> **The task**:
From the records below, pull each line that has "title".

● ● ● ● ● ● ●

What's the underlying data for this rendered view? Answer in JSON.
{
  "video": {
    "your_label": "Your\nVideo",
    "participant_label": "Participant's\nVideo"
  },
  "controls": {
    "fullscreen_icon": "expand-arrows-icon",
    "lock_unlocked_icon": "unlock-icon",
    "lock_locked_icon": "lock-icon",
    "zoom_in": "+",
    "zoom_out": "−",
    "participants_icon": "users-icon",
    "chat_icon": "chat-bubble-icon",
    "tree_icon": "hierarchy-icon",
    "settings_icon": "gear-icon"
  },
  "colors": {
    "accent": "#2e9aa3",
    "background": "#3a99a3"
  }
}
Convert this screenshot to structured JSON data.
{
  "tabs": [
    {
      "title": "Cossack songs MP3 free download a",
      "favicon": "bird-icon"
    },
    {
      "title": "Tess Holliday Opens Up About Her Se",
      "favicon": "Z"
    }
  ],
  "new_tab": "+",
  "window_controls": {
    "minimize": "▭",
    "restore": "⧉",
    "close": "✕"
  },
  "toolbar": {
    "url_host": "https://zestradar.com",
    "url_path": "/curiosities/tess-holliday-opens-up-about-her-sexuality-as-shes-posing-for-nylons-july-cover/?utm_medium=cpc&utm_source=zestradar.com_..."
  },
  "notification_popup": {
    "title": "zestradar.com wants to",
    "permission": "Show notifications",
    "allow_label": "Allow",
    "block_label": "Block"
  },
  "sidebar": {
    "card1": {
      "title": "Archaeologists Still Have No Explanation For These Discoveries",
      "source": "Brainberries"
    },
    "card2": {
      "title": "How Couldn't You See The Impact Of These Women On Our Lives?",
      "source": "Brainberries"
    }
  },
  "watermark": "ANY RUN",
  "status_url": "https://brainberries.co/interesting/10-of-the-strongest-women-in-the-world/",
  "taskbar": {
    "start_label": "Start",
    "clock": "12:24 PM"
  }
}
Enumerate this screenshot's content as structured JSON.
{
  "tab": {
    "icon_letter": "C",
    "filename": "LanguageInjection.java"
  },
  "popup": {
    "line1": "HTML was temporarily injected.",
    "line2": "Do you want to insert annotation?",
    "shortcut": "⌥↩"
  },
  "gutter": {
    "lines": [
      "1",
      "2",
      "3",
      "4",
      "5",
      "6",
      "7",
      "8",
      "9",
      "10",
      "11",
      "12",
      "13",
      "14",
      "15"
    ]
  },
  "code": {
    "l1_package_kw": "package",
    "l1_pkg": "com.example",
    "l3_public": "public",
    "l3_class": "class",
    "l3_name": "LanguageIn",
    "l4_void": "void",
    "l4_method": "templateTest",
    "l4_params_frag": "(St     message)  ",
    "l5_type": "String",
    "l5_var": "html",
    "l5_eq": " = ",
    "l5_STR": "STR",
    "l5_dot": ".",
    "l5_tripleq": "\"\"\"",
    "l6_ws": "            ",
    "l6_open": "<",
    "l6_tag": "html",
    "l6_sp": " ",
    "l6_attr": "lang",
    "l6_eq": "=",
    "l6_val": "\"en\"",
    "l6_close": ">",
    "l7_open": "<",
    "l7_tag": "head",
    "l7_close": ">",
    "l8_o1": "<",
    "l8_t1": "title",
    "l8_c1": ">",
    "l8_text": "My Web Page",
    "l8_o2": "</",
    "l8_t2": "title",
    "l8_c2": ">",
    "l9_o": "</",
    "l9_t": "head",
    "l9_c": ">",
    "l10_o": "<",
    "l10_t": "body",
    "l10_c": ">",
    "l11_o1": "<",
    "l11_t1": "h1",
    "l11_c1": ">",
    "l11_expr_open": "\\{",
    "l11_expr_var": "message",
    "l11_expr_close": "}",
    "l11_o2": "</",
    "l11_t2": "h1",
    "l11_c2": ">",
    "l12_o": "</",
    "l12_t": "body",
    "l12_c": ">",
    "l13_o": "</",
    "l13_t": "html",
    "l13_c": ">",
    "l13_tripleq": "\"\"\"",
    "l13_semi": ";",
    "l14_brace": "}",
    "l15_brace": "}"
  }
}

● ● ● ● ● ● ●

> **Result for this task**:
      "title": "Cossack songs MP3 free download a",
      "title": "Tess Holliday Opens Up About Her Se",
    "title": "zestradar.com wants to",
      "title": "Archaeologists Still Have No Explanation For These Discoveries",
      "title": "How Couldn't You See The Impact Of These Women On Our Lives?",
    "l8_t1": "title",
    "l8_t2": "title",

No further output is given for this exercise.